--- Written problem ---
Write out each line word for word. Drop pictures.

--- Exercise materials ---

☆ ☆ ☆

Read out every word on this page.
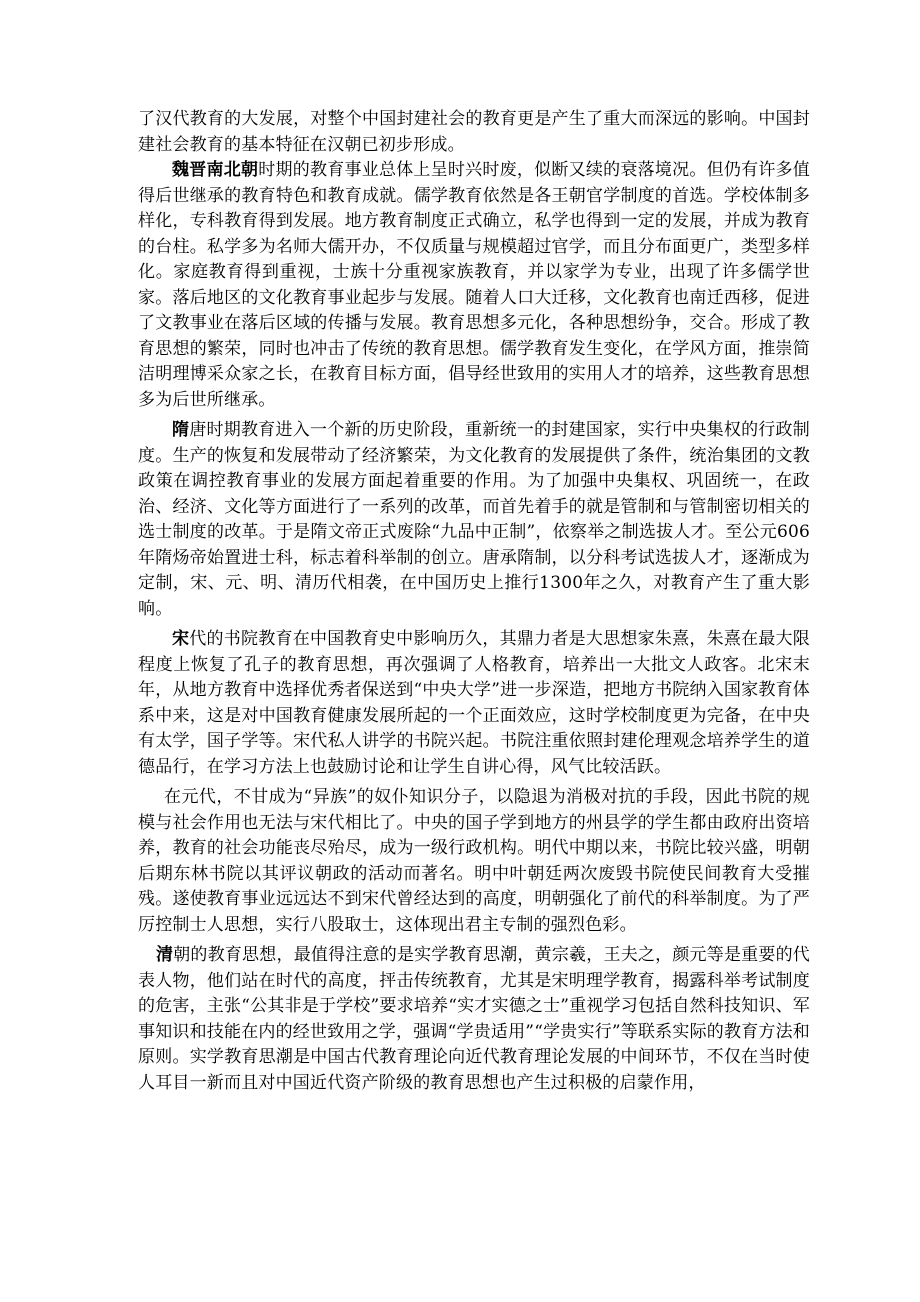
了汉代教育的大发展，对整个中国封建社会的教育更是产生了重大而深远的影响。中国封建社会教育的基本特征在汉朝已初步形成。

魏晋南北朝时期的教育事业总体上呈时兴时废，似断又续的衰落境况。但仍有许多值得后世继承的教育特色和教育成就。儒学教育依然是各王朝官学制度的首选。学校体制多样化，专科教育得到发展。地方教育制度正式确立，私学也得到一定的发展，并成为教育的台柱。私学多为名师大儒开办，不仅质量与规模超过官学，而且分布面更广，类型多样化。家庭教育得到重视，士族十分重视家族教育，并以家学为专业，出现了许多儒学世家。落后地区的文化教育事业起步与发展。随着人口大迁移，文化教育也南迁西移，促进了文教事业在落后区域的传播与发展。教育思想多元化，各种思想纷争，交合。形成了教育思想的繁荣，同时也冲击了传统的教育思想。儒学教育发生变化，在学风方面，推崇简洁明理博采众家之长，在教育目标方面，倡导经世致用的实用人才的培养，这些教育思想多为后世所继承。

隋唐时期教育进入一个新的历史阶段，重新统一的封建国家，实行中央集权的行政制度。生产的恢复和发展带动了经济繁荣，为文化教育的发展提供了条件，统治集团的文教政策在调控教育事业的发展方面起着重要的作用。为了加强中央集权、巩固统一，在政治、经济、文化等方面进行了一系列的改革，而首先着手的就是管制和与管制密切相关的选士制度的改革。于是隋文帝正式废除“九品中正制”，依察举之制选拔人才。至公元606年隋炀帝始置进士科，标志着科举制的创立。唐承隋制，以分科考试选拔人才，逐渐成为定制，宋、元、明、清历代相袭，在中国历史上推行1300年之久，对教育产生了重大影响。

宋代的书院教育在中国教育史中影响历久，其鼎力者是大思想家朱熹，朱熹在最大限程度上恢复了孔子的教育思想，再次强调了人格教育，培养出一大批文人政客。北宋末年，从地方教育中选择优秀者保送到“中央大学”进一步深造，把地方书院纳入国家教育体系中来，这是对中国教育健康发展所起的一个正面效应，这时学校制度更为完备，在中央有太学，国子学等。宋代私人讲学的书院兴起。书院注重依照封建伦理观念培养学生的道德品行，在学习方法上也鼓励讨论和让学生自讲心得，风气比较活跃。

在元代，不甘成为“异族”的奴仆知识分子，以隐退为消极对抗的手段，因此书院的规模与社会作用也无法与宋代相比了。中央的国子学到地方的州县学的学生都由政府出资培养，教育的社会功能丧尽殆尽，成为一级行政机构。明代中期以来，书院比较兴盛，明朝后期东林书院以其评议朝政的活动而著名。明中叶朝廷两次废毁书院使民间教育大受摧残。遂使教育事业远远达不到宋代曾经达到的高度，明朝强化了前代的科举制度。为了严厉控制士人思想，实行八股取士，这体现出君主专制的强烈色彩。

清朝的教育思想，最值得注意的是实学教育思潮，黄宗羲，王夫之，颜元等是重要的代表人物，他们站在时代的高度，抨击传统教育，尤其是宋明理学教育，揭露科举考试制度的危害，主张“公其非是于学校”要求培养“实才实德之士”重视学习包括自然科技知识、军事知识和技能在内的经世致用之学，强调“学贵适用”“学贵实行”等联系实际的教育方法和原则。实学教育思潮是中国古代教育理论向近代教育理论发展的中间环节，不仅在当时使人耳目一新而且对中国近代资产阶级的教育思想也产生过积极的启蒙作用，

☆ ☆ ☆

--- Finished answer ---
Read out every word on this page.
了汉代教育的大发展，对整个中国封建社会的教育更是产生了重大而深远的影响。中国封建社会教育的基本特征在汉朝已初步形成。

魏晋南北朝时期的教育事业总体上呈时兴时废，似断又续的衰落境况。但仍有许多值得后世继承的教育特色和教育成就。儒学教育依然是各王朝官学制度的首选。学校体制多样化，专科教育得到发展。地方教育制度正式确立，私学也得到一定的发展，并成为教育的台柱。私学多为名师大儒开办，不仅质量与规模超过官学，而且分布面更广，类型多样化。家庭教育得到重视，士族十分重视家族教育，并以家学为专业，出现了许多儒学世家。落后地区的文化教育事业起步与发展。随着人口大迁移，文化教育也南迁西移，促进了文教事业在落后区域的传播与发展。教育思想多元化，各种思想纷争，交合。形成了教育思想的繁荣，同时也冲击了传统的教育思想。儒学教育发生变化，在学风方面，推崇简洁明理博采众家之长，在教育目标方面，倡导经世致用的实用人才的培养，这些教育思想多为后世所继承。

隋唐时期教育进入一个新的历史阶段，重新统一的封建国家，实行中央集权的行政制度。生产的恢复和发展带动了经济繁荣，为文化教育的发展提供了条件，统治集团的文教政策在调控教育事业的发展方面起着重要的作用。为了加强中央集权、巩固统一，在政治、经济、文化等方面进行了一系列的改革，而首先着手的就是管制和与管制密切相关的选士制度的改革。于是隋文帝正式废除“九品中正制”，依察举之制选拔人才。至公元606年隋炀帝始置进士科，标志着科举制的创立。唐承隋制，以分科考试选拔人才，逐渐成为定制，宋、元、明、清历代相袭，在中国历史上推行1300年之久，对教育产生了重大影响。

宋代的书院教育在中国教育史中影响历久，其鼎力者是大思想家朱熹，朱熹在最大限程度上恢复了孔子的教育思想，再次强调了人格教育，培养出一大批文人政客。北宋末年，从地方教育中选择优秀者保送到“中央大学”进一步深造，把地方书院纳入国家教育体系中来，这是对中国教育健康发展所起的一个正面效应，这时学校制度更为完备，在中央有太学，国子学等。宋代私人讲学的书院兴起。书院注重依照封建伦理观念培养学生的道德品行，在学习方法上也鼓励讨论和让学生自讲心得，风气比较活跃。

在元代，不甘成为“异族”的奴仆知识分子，以隐退为消极对抗的手段，因此书院的规模与社会作用也无法与宋代相比了。中央的国子学到地方的州县学的学生都由政府出资培养，教育的社会功能丧尽殆尽，成为一级行政机构。明代中期以来，书院比较兴盛，明朝后期东林书院以其评议朝政的活动而著名。明中叶朝廷两次废毁书院使民间教育大受摧残。遂使教育事业远远达不到宋代曾经达到的高度，明朝强化了前代的科举制度。为了严厉控制士人思想，实行八股取士，这体现出君主专制的强烈色彩。

清朝的教育思想，最值得注意的是实学教育思潮，黄宗羲，王夫之，颜元等是重要的代表人物，他们站在时代的高度，抨击传统教育，尤其是宋明理学教育，揭露科举考试制度的危害，主张“公其非是于学校”要求培养“实才实德之士”重视学习包括自然科技知识、军事知识和技能在内的经世致用之学，强调“学贵适用”“学贵实行”等联系实际的教育方法和原则。实学教育思潮是中国古代教育理论向近代教育理论发展的中间环节，不仅在当时使人耳目一新而且对中国近代资产阶级的教育思想也产生过积极的启蒙作用，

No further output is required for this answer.